▶ **GOAL**:
Retype the material that follows, keeping every word as it is.

▶ **RECORD EXCERPTS**:
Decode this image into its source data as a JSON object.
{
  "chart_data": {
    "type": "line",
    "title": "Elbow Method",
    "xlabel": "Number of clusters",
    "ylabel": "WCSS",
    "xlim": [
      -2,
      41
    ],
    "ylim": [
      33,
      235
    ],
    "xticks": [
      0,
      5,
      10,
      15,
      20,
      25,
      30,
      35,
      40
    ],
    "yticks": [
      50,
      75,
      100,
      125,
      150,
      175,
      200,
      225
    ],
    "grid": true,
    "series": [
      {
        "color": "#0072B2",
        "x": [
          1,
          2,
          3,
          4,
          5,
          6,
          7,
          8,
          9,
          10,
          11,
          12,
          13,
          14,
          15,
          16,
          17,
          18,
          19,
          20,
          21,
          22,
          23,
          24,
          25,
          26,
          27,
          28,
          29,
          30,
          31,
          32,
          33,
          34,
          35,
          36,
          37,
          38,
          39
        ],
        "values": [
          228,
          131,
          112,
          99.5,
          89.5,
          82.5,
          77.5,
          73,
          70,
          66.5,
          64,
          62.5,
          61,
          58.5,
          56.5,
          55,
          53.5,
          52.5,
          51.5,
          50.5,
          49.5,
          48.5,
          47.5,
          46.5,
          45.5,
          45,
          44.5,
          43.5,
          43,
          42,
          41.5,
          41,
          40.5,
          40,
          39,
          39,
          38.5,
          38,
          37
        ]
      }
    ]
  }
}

▶ **THE COMPLETED TASK**:
Decode this image into its source data as a JSON object.
{
  "chart_data": {
    "type": "line",
    "title": "Elbow Method",
    "xlabel": "Number of clusters",
    "ylabel": "WCSS",
    "xlim": [
      -2,
      41
    ],
    "ylim": [
      33,
      235
    ],
    "xticks": [
      0,
      5,
      10,
      15,
      20,
      25,
      30,
      35,
      40
    ],
    "yticks": [
      50,
      75,
      100,
      125,
      150,
      175,
      200,
      225
    ],
    "grid": true,
    "series": [
      {
        "color": "#0072B2",
        "x": [
          1,
          2,
          3,
          4,
          5,
          6,
          7,
          8,
          9,
          10,
          11,
          12,
          13,
          14,
          15,
          16,
          17,
          18,
          19,
          20,
          21,
          22,
          23,
          24,
          25,
          26,
          27,
          28,
          29,
          30,
          31,
          32,
          33,
          34,
          35,
          36,
          37,
          38,
          39
        ],
        "values": [
          228,
          131,
          112,
          99.5,
          89.5,
          82.5,
          77.5,
          73,
          70,
          66.5,
          64,
          62.5,
          61,
          58.5,
          56.5,
          55,
          53.5,
          52.5,
          51.5,
          50.5,
          49.5,
          48.5,
          47.5,
          46.5,
          45.5,
          45,
          44.5,
          43.5,
          43,
          42,
          41.5,
          41,
          40.5,
          40,
          39,
          39,
          38.5,
          38,
          37
        ]
      }
    ]
  }
}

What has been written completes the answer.